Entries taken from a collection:
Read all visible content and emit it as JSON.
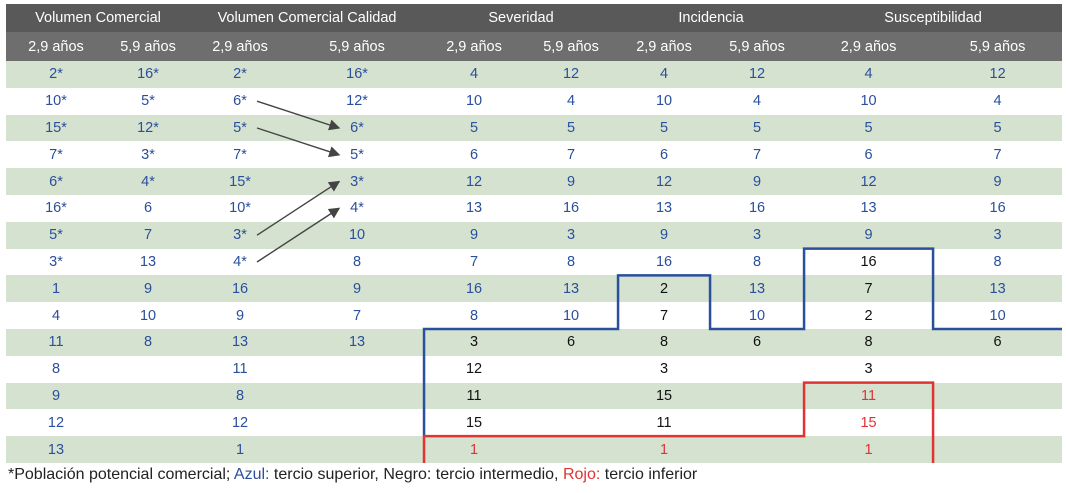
{
  "colors": {
    "header_bg": "#595959",
    "subheader_bg": "#6e6e6e",
    "green_row": "#d5e2cf",
    "white_row": "#ffffff",
    "blue": "#2a4f9c",
    "black": "#111111",
    "red": "#e03333",
    "blue_line": "#2a4f9c",
    "red_line": "#e03333",
    "arrow": "#444444"
  },
  "table": {
    "groups": [
      "Volumen Comercial",
      "Volumen Comercial Calidad",
      "Severidad",
      "Incidencia",
      "Susceptibilidad"
    ],
    "subheaders": [
      "2,9 años",
      "5,9 años",
      "2,9 años",
      "5,9 años",
      "2,9 años",
      "5,9 años",
      "2,9 años",
      "5,9 años",
      "2,9 años",
      "5,9 años"
    ],
    "rows": [
      [
        [
          "2*",
          "blue"
        ],
        [
          "16*",
          "blue"
        ],
        [
          "2*",
          "blue"
        ],
        [
          "16*",
          "blue"
        ],
        [
          "4",
          "blue"
        ],
        [
          "12",
          "blue"
        ],
        [
          "4",
          "blue"
        ],
        [
          "12",
          "blue"
        ],
        [
          "4",
          "blue"
        ],
        [
          "12",
          "blue"
        ]
      ],
      [
        [
          "10*",
          "blue"
        ],
        [
          "5*",
          "blue"
        ],
        [
          "6*",
          "blue"
        ],
        [
          "12*",
          "blue"
        ],
        [
          "10",
          "blue"
        ],
        [
          "4",
          "blue"
        ],
        [
          "10",
          "blue"
        ],
        [
          "4",
          "blue"
        ],
        [
          "10",
          "blue"
        ],
        [
          "4",
          "blue"
        ]
      ],
      [
        [
          "15*",
          "blue"
        ],
        [
          "12*",
          "blue"
        ],
        [
          "5*",
          "blue"
        ],
        [
          "6*",
          "blue"
        ],
        [
          "5",
          "blue"
        ],
        [
          "5",
          "blue"
        ],
        [
          "5",
          "blue"
        ],
        [
          "5",
          "blue"
        ],
        [
          "5",
          "blue"
        ],
        [
          "5",
          "blue"
        ]
      ],
      [
        [
          "7*",
          "blue"
        ],
        [
          "3*",
          "blue"
        ],
        [
          "7*",
          "blue"
        ],
        [
          "5*",
          "blue"
        ],
        [
          "6",
          "blue"
        ],
        [
          "7",
          "blue"
        ],
        [
          "6",
          "blue"
        ],
        [
          "7",
          "blue"
        ],
        [
          "6",
          "blue"
        ],
        [
          "7",
          "blue"
        ]
      ],
      [
        [
          "6*",
          "blue"
        ],
        [
          "4*",
          "blue"
        ],
        [
          "15*",
          "blue"
        ],
        [
          "3*",
          "blue"
        ],
        [
          "12",
          "blue"
        ],
        [
          "9",
          "blue"
        ],
        [
          "12",
          "blue"
        ],
        [
          "9",
          "blue"
        ],
        [
          "12",
          "blue"
        ],
        [
          "9",
          "blue"
        ]
      ],
      [
        [
          "16*",
          "blue"
        ],
        [
          "6",
          "blue"
        ],
        [
          "10*",
          "blue"
        ],
        [
          "4*",
          "blue"
        ],
        [
          "13",
          "blue"
        ],
        [
          "16",
          "blue"
        ],
        [
          "13",
          "blue"
        ],
        [
          "16",
          "blue"
        ],
        [
          "13",
          "blue"
        ],
        [
          "16",
          "blue"
        ]
      ],
      [
        [
          "5*",
          "blue"
        ],
        [
          "7",
          "blue"
        ],
        [
          "3*",
          "blue"
        ],
        [
          "10",
          "blue"
        ],
        [
          "9",
          "blue"
        ],
        [
          "3",
          "blue"
        ],
        [
          "9",
          "blue"
        ],
        [
          "3",
          "blue"
        ],
        [
          "9",
          "blue"
        ],
        [
          "3",
          "blue"
        ]
      ],
      [
        [
          "3*",
          "blue"
        ],
        [
          "13",
          "blue"
        ],
        [
          "4*",
          "blue"
        ],
        [
          "8",
          "blue"
        ],
        [
          "7",
          "blue"
        ],
        [
          "8",
          "blue"
        ],
        [
          "16",
          "blue"
        ],
        [
          "8",
          "blue"
        ],
        [
          "16",
          "black"
        ],
        [
          "8",
          "blue"
        ]
      ],
      [
        [
          "1",
          "blue"
        ],
        [
          "9",
          "blue"
        ],
        [
          "16",
          "blue"
        ],
        [
          "9",
          "blue"
        ],
        [
          "16",
          "blue"
        ],
        [
          "13",
          "blue"
        ],
        [
          "2",
          "black"
        ],
        [
          "13",
          "blue"
        ],
        [
          "7",
          "black"
        ],
        [
          "13",
          "blue"
        ]
      ],
      [
        [
          "4",
          "blue"
        ],
        [
          "10",
          "blue"
        ],
        [
          "9",
          "blue"
        ],
        [
          "7",
          "blue"
        ],
        [
          "8",
          "blue"
        ],
        [
          "10",
          "blue"
        ],
        [
          "7",
          "black"
        ],
        [
          "10",
          "blue"
        ],
        [
          "2",
          "black"
        ],
        [
          "10",
          "blue"
        ]
      ],
      [
        [
          "11",
          "blue"
        ],
        [
          "8",
          "blue"
        ],
        [
          "13",
          "blue"
        ],
        [
          "13",
          "blue"
        ],
        [
          "3",
          "black"
        ],
        [
          "6",
          "black"
        ],
        [
          "8",
          "black"
        ],
        [
          "6",
          "black"
        ],
        [
          "8",
          "black"
        ],
        [
          "6",
          "black"
        ]
      ],
      [
        [
          "8",
          "blue"
        ],
        [
          "",
          ""
        ],
        [
          "11",
          "blue"
        ],
        [
          "",
          ""
        ],
        [
          "12",
          "black"
        ],
        [
          "",
          ""
        ],
        [
          "3",
          "black"
        ],
        [
          "",
          ""
        ],
        [
          "3",
          "black"
        ],
        [
          "",
          ""
        ]
      ],
      [
        [
          "9",
          "blue"
        ],
        [
          "",
          ""
        ],
        [
          "8",
          "blue"
        ],
        [
          "",
          ""
        ],
        [
          "11",
          "black"
        ],
        [
          "",
          ""
        ],
        [
          "15",
          "black"
        ],
        [
          "",
          ""
        ],
        [
          "11",
          "red"
        ],
        [
          "",
          ""
        ]
      ],
      [
        [
          "12",
          "blue"
        ],
        [
          "",
          ""
        ],
        [
          "12",
          "blue"
        ],
        [
          "",
          ""
        ],
        [
          "15",
          "black"
        ],
        [
          "",
          ""
        ],
        [
          "11",
          "black"
        ],
        [
          "",
          ""
        ],
        [
          "15",
          "red"
        ],
        [
          "",
          ""
        ]
      ],
      [
        [
          "13",
          "blue"
        ],
        [
          "",
          ""
        ],
        [
          "1",
          "blue"
        ],
        [
          "",
          ""
        ],
        [
          "1",
          "red"
        ],
        [
          "",
          ""
        ],
        [
          "1",
          "red"
        ],
        [
          "",
          ""
        ],
        [
          "1",
          "red"
        ],
        [
          "",
          ""
        ]
      ]
    ]
  },
  "footnote": {
    "part1": "*Población potencial comercial; ",
    "azul": "Azul:",
    "part2": " tercio superior, Negro: tercio intermedio, ",
    "rojo": "Rojo:",
    "part3": " tercio inferior"
  }
}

> **Required task**: Gather all lines with the string "tercio" from the data.

> **Task response**:
    "part2": " tercio superior, Negro: tercio intermedio, ",
    "part3": " tercio inferior"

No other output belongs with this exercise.